- _Instruction_: Recast the entries from the line containing "Segment this screenshot: for" up to and including the line containing "- wizard-sidebar: 发布宿主机工具" as a Markdown table with the columns Row and Entry. Number each line in Row, and skip any blank lines.
**** Data lines
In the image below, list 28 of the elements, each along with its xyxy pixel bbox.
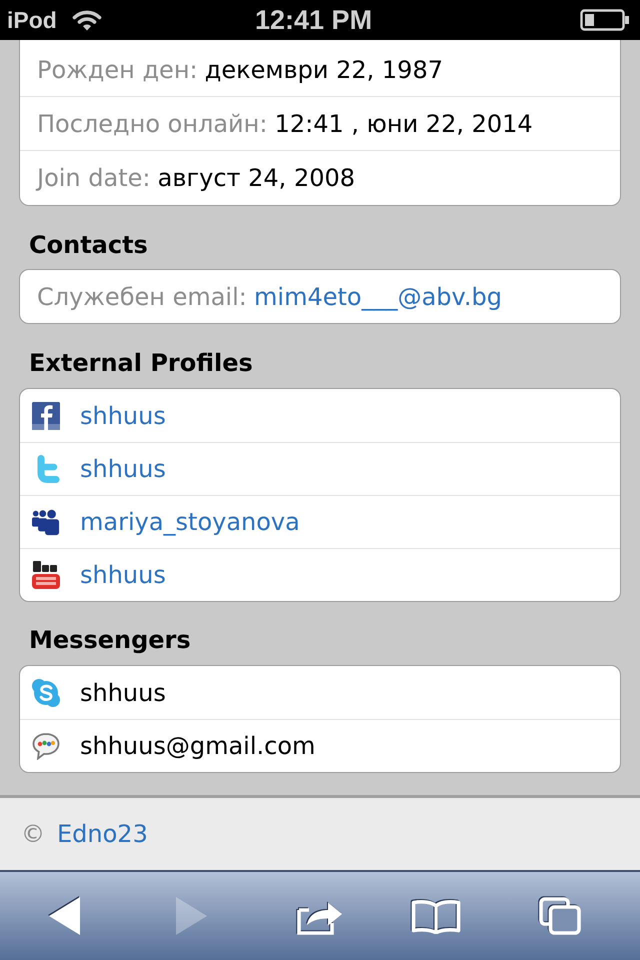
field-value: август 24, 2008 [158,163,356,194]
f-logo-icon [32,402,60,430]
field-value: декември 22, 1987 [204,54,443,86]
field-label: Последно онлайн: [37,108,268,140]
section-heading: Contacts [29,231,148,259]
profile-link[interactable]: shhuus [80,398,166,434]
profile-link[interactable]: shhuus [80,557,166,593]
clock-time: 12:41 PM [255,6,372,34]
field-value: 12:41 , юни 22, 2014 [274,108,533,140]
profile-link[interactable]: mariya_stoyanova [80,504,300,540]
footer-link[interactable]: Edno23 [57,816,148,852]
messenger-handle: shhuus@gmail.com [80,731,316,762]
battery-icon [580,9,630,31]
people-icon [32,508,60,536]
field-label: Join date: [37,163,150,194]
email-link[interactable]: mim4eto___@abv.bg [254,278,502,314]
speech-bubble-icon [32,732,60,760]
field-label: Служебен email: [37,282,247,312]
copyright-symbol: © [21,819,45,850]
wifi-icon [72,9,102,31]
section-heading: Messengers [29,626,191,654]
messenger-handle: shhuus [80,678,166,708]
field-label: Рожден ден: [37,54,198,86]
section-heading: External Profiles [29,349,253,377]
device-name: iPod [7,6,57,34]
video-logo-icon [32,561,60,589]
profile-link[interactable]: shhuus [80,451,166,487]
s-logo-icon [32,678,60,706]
********
**** Data lines
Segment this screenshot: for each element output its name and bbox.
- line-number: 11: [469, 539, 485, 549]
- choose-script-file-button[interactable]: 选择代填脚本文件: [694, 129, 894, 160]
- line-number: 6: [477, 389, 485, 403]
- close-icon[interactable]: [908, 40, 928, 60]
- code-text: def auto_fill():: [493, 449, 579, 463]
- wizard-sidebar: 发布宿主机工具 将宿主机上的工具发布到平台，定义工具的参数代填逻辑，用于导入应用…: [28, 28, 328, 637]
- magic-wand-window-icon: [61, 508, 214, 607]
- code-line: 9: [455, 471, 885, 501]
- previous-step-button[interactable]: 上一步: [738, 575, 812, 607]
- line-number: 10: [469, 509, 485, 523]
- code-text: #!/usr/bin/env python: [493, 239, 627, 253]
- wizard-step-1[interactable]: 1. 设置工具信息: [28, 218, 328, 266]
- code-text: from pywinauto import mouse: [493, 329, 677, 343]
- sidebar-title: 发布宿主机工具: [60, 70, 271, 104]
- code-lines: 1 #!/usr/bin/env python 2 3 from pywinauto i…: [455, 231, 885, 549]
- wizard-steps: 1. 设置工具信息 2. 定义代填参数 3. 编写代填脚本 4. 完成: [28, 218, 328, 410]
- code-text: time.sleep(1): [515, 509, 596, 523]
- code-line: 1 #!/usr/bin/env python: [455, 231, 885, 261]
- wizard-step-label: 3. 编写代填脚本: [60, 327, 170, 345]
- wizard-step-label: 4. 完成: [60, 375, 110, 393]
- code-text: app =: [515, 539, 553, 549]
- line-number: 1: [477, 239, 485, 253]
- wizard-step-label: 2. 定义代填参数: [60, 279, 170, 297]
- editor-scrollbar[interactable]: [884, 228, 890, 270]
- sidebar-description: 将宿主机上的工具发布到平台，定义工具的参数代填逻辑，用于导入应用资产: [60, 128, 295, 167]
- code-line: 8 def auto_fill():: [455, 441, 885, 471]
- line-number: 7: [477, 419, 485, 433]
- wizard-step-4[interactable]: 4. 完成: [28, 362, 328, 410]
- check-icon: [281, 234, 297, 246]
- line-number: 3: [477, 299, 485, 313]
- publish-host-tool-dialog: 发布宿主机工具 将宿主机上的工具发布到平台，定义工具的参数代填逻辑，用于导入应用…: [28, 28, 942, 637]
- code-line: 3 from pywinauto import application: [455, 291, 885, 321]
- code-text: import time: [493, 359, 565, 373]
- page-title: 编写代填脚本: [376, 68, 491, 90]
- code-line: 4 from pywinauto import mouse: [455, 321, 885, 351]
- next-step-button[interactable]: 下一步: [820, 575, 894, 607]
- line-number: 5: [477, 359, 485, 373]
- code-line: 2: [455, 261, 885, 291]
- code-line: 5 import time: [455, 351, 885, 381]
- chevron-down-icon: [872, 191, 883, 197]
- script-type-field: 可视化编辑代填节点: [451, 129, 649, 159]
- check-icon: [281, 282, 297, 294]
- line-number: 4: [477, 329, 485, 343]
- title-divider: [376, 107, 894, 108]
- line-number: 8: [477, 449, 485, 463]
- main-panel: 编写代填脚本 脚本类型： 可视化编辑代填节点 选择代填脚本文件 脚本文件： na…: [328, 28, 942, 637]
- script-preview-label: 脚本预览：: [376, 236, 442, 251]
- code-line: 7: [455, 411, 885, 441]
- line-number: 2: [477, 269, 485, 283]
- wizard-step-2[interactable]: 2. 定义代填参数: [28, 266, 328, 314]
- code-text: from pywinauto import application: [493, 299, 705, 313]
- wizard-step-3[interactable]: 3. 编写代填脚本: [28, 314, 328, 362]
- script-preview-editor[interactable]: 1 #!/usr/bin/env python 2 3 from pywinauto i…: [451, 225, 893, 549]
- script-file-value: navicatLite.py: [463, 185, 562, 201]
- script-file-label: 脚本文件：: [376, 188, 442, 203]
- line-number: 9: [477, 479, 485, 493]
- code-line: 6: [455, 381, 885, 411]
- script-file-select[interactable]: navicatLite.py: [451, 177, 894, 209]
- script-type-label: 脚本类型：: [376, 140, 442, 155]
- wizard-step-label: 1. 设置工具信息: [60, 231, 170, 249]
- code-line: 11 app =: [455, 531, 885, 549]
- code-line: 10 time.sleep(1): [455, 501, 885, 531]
********
- _Task solution_:
| Row | Entry |
|---|---|
| 1 | Segment this screenshot: for each element output its name and bbox. |
| 2 | - line-number: 11: [469, 539, 485, 549] |
| 3 | - choose-script-file-button[interactable]: 选择代填脚本文件: [694, 129, 894, 160] |
| 4 | - line-number: 6: [477, 389, 485, 403] |
| 5 | - close-icon[interactable]: [908, 40, 928, 60] |
| 6 | - code-text: def auto_fill():: [493, 449, 579, 463] |
| 7 | - wizard-sidebar: 发布宿主机工具 将宿主机上的工具发布到平台，定义工具的参数代填逻辑，用于导入应用…: [28, 28, 328, 637] |